■ **STATED PROBLEM**: Every record that follows must be duplicated exactly, with images left out.

:::::

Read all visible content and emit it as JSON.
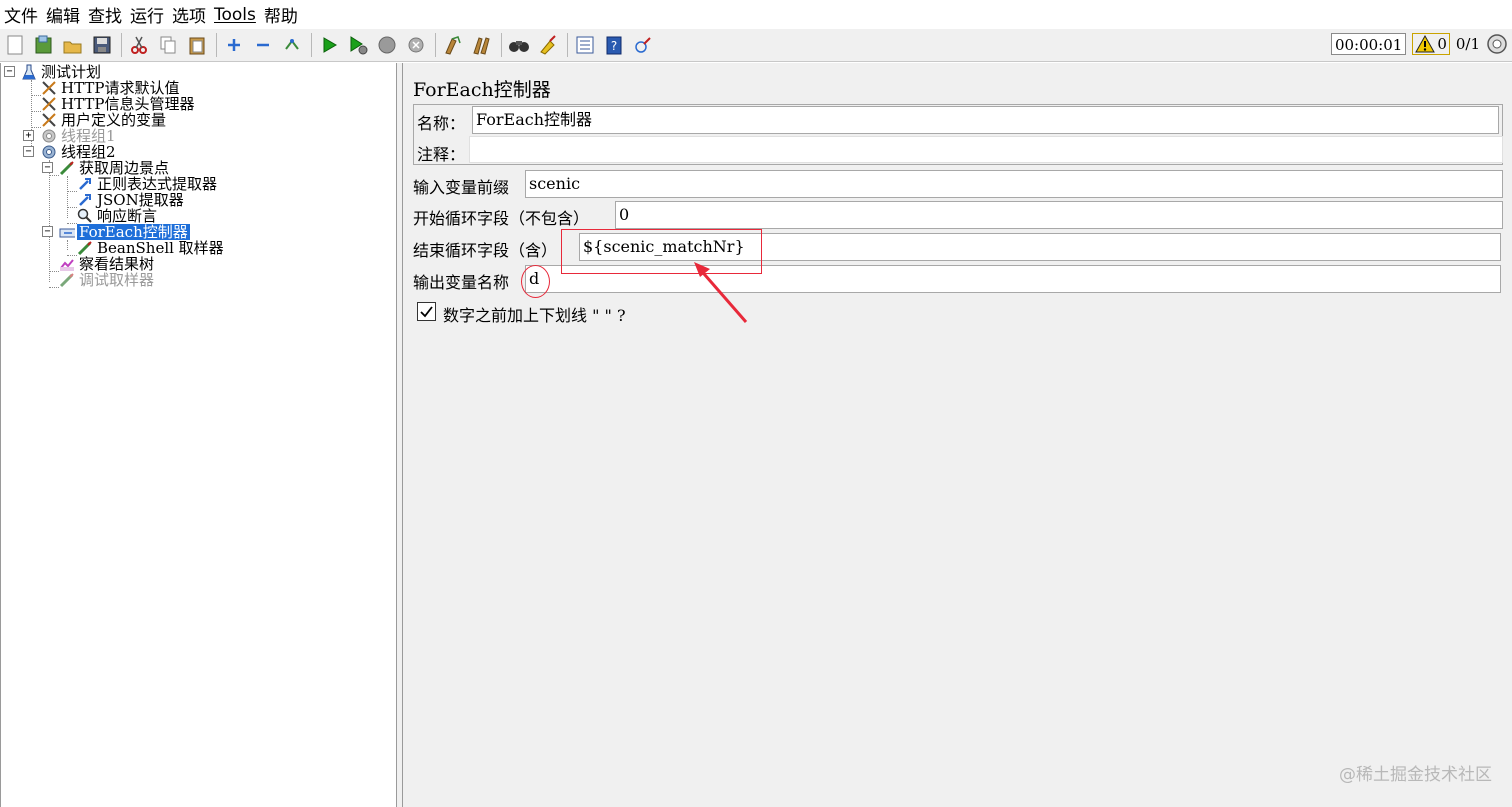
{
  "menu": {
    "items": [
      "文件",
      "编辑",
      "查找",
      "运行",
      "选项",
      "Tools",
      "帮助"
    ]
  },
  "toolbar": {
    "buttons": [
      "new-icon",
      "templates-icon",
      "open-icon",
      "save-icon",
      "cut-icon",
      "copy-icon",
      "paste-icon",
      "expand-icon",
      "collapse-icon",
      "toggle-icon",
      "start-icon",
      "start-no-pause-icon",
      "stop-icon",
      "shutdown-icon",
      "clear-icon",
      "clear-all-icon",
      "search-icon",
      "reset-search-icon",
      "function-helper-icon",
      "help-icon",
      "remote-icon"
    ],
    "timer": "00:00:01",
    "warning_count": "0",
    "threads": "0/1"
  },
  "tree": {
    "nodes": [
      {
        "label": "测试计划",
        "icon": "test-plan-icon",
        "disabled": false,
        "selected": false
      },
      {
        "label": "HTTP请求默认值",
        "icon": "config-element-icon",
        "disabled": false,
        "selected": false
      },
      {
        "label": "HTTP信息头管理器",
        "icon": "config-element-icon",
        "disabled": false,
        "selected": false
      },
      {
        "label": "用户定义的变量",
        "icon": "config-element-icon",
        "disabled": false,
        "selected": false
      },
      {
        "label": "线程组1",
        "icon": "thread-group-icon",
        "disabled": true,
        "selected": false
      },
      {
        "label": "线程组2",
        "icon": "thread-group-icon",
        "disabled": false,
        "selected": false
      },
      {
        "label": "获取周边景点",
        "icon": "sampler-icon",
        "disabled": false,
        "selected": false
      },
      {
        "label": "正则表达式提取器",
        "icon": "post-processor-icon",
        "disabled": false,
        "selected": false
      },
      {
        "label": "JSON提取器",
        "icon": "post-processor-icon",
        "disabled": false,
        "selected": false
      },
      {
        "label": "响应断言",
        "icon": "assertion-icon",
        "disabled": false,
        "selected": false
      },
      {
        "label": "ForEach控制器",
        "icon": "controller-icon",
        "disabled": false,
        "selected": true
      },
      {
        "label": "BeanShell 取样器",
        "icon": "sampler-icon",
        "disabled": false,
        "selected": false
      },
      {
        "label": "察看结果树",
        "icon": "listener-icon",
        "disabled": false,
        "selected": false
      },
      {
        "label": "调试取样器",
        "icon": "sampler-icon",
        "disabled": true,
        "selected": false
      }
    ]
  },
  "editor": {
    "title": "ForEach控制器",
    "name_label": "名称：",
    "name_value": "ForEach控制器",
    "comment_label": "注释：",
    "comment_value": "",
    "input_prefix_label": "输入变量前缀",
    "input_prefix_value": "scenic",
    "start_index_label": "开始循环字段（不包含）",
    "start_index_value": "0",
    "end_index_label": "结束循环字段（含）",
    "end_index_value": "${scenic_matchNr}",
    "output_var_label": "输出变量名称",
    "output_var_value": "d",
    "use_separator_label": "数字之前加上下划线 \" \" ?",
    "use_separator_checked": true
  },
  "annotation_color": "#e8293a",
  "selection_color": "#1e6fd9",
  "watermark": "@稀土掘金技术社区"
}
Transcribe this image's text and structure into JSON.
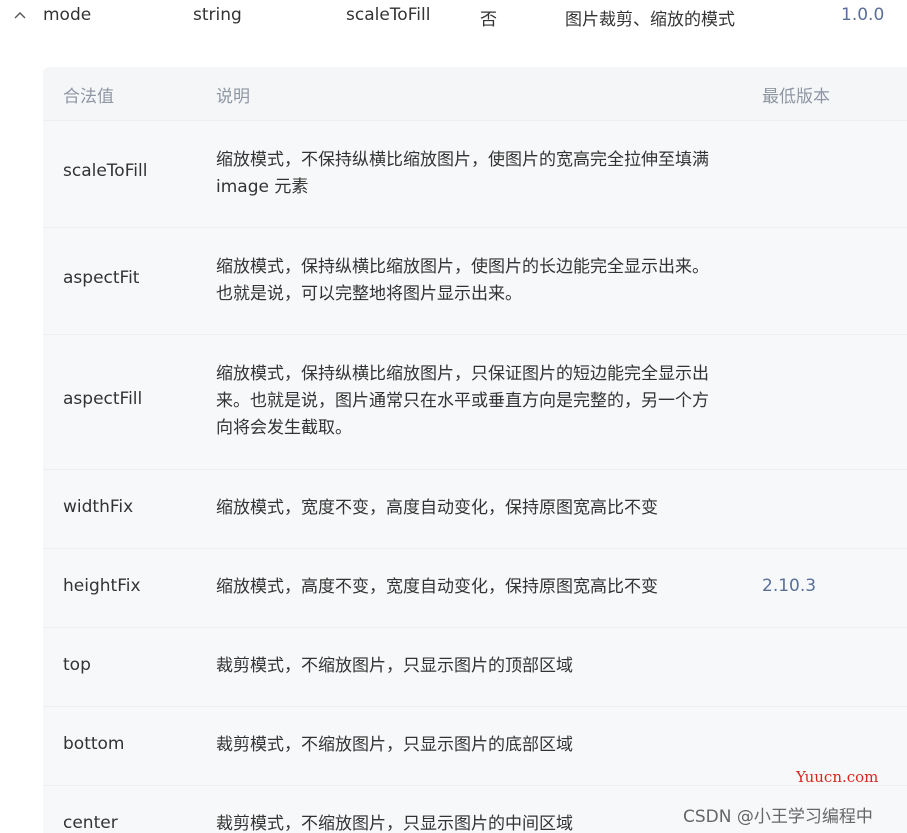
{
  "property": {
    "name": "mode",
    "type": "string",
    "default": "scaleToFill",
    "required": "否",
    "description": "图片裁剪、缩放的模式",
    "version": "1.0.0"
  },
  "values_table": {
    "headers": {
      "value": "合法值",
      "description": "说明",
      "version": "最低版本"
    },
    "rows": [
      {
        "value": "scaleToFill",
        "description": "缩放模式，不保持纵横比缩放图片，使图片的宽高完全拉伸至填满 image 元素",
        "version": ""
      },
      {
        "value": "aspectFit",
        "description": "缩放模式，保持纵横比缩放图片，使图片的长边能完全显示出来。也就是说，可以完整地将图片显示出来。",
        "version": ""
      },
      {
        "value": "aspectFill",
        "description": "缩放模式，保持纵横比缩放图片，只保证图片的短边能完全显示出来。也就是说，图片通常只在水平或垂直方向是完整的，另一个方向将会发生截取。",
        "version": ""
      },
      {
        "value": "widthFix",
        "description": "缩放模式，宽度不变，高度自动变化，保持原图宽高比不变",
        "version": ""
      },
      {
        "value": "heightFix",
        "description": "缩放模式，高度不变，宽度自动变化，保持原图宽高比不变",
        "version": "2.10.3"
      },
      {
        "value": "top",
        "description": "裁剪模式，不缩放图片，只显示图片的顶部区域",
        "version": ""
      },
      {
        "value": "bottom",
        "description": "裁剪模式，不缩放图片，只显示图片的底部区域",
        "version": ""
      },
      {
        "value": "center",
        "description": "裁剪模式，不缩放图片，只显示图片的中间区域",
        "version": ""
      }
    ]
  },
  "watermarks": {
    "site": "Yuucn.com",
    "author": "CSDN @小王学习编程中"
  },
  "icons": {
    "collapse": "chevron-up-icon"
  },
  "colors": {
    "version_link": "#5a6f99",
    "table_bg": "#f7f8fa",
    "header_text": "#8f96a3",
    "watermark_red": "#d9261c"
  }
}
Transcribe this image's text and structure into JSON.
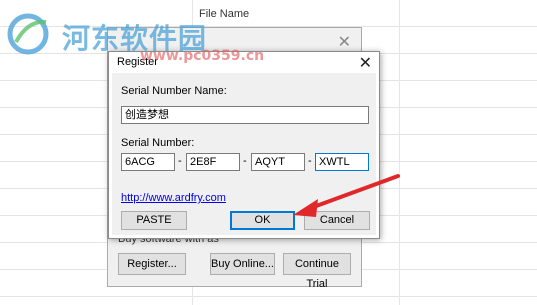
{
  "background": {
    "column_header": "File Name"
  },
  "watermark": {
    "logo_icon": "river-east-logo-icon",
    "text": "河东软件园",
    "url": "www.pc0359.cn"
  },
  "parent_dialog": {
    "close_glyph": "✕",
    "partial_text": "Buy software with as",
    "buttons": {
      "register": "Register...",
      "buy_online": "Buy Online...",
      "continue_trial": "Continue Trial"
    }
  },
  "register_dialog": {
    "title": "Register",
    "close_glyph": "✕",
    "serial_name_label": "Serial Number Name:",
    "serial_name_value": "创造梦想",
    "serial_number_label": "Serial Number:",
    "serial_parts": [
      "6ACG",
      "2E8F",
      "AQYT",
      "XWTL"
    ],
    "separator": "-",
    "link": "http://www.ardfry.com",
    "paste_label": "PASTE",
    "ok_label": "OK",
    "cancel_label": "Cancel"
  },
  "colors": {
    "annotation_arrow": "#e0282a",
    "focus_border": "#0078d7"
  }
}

:::::

■ **RESULT OF THIS TASK**:
Read all visible content and emit it as JSON.
{
  "menu": {
    "items": [
      "文件",
      "编辑",
      "查找",
      "运行",
      "选项",
      "Tools",
      "帮助"
    ]
  },
  "toolbar": {
    "buttons": [
      "new-icon",
      "templates-icon",
      "open-icon",
      "save-icon",
      "cut-icon",
      "copy-icon",
      "paste-icon",
      "expand-icon",
      "collapse-icon",
      "toggle-icon",
      "start-icon",
      "start-no-pause-icon",
      "stop-icon",
      "shutdown-icon",
      "clear-icon",
      "clear-all-icon",
      "search-icon",
      "reset-search-icon",
      "function-helper-icon",
      "help-icon",
      "remote-icon"
    ],
    "timer": "00:00:01",
    "warning_count": "0",
    "threads": "0/1"
  },
  "tree": {
    "nodes": [
      {
        "label": "测试计划",
        "icon": "test-plan-icon",
        "disabled": false,
        "selected": false
      },
      {
        "label": "HTTP请求默认值",
        "icon": "config-element-icon",
        "disabled": false,
        "selected": false
      },
      {
        "label": "HTTP信息头管理器",
        "icon": "config-element-icon",
        "disabled": false,
        "selected": false
      },
      {
        "label": "用户定义的变量",
        "icon": "config-element-icon",
        "disabled": false,
        "selected": false
      },
      {
        "label": "线程组1",
        "icon": "thread-group-icon",
        "disabled": true,
        "selected": false
      },
      {
        "label": "线程组2",
        "icon": "thread-group-icon",
        "disabled": false,
        "selected": false
      },
      {
        "label": "获取周边景点",
        "icon": "sampler-icon",
        "disabled": false,
        "selected": false
      },
      {
        "label": "正则表达式提取器",
        "icon": "post-processor-icon",
        "disabled": false,
        "selected": false
      },
      {
        "label": "JSON提取器",
        "icon": "post-processor-icon",
        "disabled": false,
        "selected": false
      },
      {
        "label": "响应断言",
        "icon": "assertion-icon",
        "disabled": false,
        "selected": false
      },
      {
        "label": "ForEach控制器",
        "icon": "controller-icon",
        "disabled": false,
        "selected": true
      },
      {
        "label": "BeanShell 取样器",
        "icon": "sampler-icon",
        "disabled": false,
        "selected": false
      },
      {
        "label": "察看结果树",
        "icon": "listener-icon",
        "disabled": false,
        "selected": false
      },
      {
        "label": "调试取样器",
        "icon": "sampler-icon",
        "disabled": true,
        "selected": false
      }
    ]
  },
  "editor": {
    "title": "ForEach控制器",
    "name_label": "名称：",
    "name_value": "ForEach控制器",
    "comment_label": "注释：",
    "comment_value": "",
    "input_prefix_label": "输入变量前缀",
    "input_prefix_value": "scenic",
    "start_index_label": "开始循环字段（不包含）",
    "start_index_value": "0",
    "end_index_label": "结束循环字段（含）",
    "end_index_value": "${scenic_matchNr}",
    "output_var_label": "输出变量名称",
    "output_var_value": "d",
    "use_separator_label": "数字之前加上下划线 \" \" ?",
    "use_separator_checked": true
  },
  "annotation_color": "#e8293a",
  "selection_color": "#1e6fd9",
  "watermark": "@稀土掘金技术社区"
}
Transcribe this image's text and structure into JSON.
{
  "property": {
    "name": "mode",
    "type": "string",
    "default": "scaleToFill",
    "required": "否",
    "description": "图片裁剪、缩放的模式",
    "version": "1.0.0"
  },
  "values_table": {
    "headers": {
      "value": "合法值",
      "description": "说明",
      "version": "最低版本"
    },
    "rows": [
      {
        "value": "scaleToFill",
        "description": "缩放模式，不保持纵横比缩放图片，使图片的宽高完全拉伸至填满 image 元素",
        "version": ""
      },
      {
        "value": "aspectFit",
        "description": "缩放模式，保持纵横比缩放图片，使图片的长边能完全显示出来。也就是说，可以完整地将图片显示出来。",
        "version": ""
      },
      {
        "value": "aspectFill",
        "description": "缩放模式，保持纵横比缩放图片，只保证图片的短边能完全显示出来。也就是说，图片通常只在水平或垂直方向是完整的，另一个方向将会发生截取。",
        "version": ""
      },
      {
        "value": "widthFix",
        "description": "缩放模式，宽度不变，高度自动变化，保持原图宽高比不变",
        "version": ""
      },
      {
        "value": "heightFix",
        "description": "缩放模式，高度不变，宽度自动变化，保持原图宽高比不变",
        "version": "2.10.3"
      },
      {
        "value": "top",
        "description": "裁剪模式，不缩放图片，只显示图片的顶部区域",
        "version": ""
      },
      {
        "value": "bottom",
        "description": "裁剪模式，不缩放图片，只显示图片的底部区域",
        "version": ""
      },
      {
        "value": "center",
        "description": "裁剪模式，不缩放图片，只显示图片的中间区域",
        "version": ""
      }
    ]
  },
  "watermarks": {
    "site": "Yuucn.com",
    "author": "CSDN @小王学习编程中"
  },
  "icons": {
    "collapse": "chevron-up-icon"
  },
  "colors": {
    "version_link": "#5a6f99",
    "table_bg": "#f7f8fa",
    "header_text": "#8f96a3",
    "watermark_red": "#d9261c"
  }
}
Transcribe this image's text and structure into JSON.
{
  "background": {
    "column_header": "File Name"
  },
  "watermark": {
    "logo_icon": "river-east-logo-icon",
    "text": "河东软件园",
    "url": "www.pc0359.cn"
  },
  "parent_dialog": {
    "close_glyph": "✕",
    "partial_text": "Buy software with as",
    "buttons": {
      "register": "Register...",
      "buy_online": "Buy Online...",
      "continue_trial": "Continue Trial"
    }
  },
  "register_dialog": {
    "title": "Register",
    "close_glyph": "✕",
    "serial_name_label": "Serial Number Name:",
    "serial_name_value": "创造梦想",
    "serial_number_label": "Serial Number:",
    "serial_parts": [
      "6ACG",
      "2E8F",
      "AQYT",
      "XWTL"
    ],
    "separator": "-",
    "link": "http://www.ardfry.com",
    "paste_label": "PASTE",
    "ok_label": "OK",
    "cancel_label": "Cancel"
  },
  "colors": {
    "annotation_arrow": "#e0282a",
    "focus_border": "#0078d7"
  }
}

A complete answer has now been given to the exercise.